- Request
Locate all lines with the word "content" and copy them out.

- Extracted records
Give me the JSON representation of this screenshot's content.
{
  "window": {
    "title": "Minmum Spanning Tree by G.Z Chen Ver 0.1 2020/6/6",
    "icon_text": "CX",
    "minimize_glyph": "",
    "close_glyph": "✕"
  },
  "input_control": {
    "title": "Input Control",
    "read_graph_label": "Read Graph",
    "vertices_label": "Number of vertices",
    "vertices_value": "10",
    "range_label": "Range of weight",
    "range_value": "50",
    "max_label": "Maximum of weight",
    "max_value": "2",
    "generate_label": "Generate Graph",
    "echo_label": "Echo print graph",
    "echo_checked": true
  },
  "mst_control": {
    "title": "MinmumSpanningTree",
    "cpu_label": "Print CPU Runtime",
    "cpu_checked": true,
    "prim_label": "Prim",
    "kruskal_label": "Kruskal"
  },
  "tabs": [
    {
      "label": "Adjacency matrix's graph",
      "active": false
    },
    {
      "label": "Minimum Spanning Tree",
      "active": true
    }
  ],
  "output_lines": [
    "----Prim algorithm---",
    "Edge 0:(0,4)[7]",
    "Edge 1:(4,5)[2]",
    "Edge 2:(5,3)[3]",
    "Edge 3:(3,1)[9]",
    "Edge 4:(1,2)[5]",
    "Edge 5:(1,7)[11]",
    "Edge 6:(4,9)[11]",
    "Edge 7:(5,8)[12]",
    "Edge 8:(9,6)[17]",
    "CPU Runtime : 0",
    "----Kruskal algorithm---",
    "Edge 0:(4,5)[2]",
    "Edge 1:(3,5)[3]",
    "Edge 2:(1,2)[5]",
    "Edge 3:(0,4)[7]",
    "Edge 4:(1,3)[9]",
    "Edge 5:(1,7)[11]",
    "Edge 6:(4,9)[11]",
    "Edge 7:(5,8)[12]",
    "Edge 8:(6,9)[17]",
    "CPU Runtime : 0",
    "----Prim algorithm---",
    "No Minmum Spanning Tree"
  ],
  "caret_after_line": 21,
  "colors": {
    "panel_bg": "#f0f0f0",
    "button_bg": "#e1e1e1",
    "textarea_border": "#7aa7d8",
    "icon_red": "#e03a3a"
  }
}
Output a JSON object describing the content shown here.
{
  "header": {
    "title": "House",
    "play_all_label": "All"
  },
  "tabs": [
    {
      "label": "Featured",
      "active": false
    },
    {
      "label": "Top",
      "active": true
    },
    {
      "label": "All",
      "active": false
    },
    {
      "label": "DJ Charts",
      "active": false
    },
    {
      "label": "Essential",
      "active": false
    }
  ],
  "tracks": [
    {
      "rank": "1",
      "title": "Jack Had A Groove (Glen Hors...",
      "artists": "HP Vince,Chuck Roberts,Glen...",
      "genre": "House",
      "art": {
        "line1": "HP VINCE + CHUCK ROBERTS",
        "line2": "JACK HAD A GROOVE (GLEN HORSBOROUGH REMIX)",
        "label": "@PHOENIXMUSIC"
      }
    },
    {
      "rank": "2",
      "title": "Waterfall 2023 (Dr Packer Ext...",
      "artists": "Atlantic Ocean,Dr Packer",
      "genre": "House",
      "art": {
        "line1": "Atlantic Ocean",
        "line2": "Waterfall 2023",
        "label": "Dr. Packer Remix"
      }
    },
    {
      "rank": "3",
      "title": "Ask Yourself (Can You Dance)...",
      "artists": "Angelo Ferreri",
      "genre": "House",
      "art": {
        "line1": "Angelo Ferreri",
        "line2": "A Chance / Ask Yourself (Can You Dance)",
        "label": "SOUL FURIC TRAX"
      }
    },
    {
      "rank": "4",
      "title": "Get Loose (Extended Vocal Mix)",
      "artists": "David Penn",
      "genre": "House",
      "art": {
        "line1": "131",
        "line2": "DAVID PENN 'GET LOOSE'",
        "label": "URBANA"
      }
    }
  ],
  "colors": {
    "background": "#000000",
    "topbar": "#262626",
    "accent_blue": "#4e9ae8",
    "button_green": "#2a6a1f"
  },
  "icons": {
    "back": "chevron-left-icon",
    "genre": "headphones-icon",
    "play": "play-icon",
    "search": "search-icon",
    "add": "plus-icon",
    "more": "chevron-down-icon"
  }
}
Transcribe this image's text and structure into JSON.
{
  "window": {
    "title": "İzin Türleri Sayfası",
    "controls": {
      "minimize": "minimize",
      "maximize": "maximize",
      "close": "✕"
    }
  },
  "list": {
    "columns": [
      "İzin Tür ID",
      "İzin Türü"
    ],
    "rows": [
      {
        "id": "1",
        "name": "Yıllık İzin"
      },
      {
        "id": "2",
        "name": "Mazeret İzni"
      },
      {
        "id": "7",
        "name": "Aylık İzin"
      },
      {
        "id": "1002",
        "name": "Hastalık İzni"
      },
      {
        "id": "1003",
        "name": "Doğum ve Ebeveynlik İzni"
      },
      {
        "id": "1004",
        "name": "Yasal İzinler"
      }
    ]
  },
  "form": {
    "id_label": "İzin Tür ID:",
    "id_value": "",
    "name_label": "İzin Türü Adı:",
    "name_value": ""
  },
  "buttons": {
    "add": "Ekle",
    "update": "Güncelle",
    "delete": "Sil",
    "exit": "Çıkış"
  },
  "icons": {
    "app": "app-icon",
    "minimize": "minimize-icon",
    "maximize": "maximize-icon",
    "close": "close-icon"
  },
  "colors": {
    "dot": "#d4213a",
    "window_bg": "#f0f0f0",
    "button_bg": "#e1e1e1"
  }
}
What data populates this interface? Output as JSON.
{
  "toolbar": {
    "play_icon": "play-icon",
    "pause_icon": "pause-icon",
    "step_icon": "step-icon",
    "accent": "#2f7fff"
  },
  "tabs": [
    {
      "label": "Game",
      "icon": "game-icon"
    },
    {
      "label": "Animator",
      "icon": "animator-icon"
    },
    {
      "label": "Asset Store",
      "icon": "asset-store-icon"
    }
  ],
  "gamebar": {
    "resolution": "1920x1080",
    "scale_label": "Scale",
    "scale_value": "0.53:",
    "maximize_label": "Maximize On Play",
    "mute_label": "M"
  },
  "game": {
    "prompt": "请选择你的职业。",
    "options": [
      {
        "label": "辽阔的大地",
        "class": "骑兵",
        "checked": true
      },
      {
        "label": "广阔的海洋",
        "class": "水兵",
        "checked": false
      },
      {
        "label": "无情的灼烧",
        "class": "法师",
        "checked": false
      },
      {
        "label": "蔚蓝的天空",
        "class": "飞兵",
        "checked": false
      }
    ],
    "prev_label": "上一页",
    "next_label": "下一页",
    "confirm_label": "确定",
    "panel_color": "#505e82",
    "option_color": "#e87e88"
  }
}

- Response to the task
Give me the JSON representation of this screenshot's content.
Output a JSON object describing the content shown here.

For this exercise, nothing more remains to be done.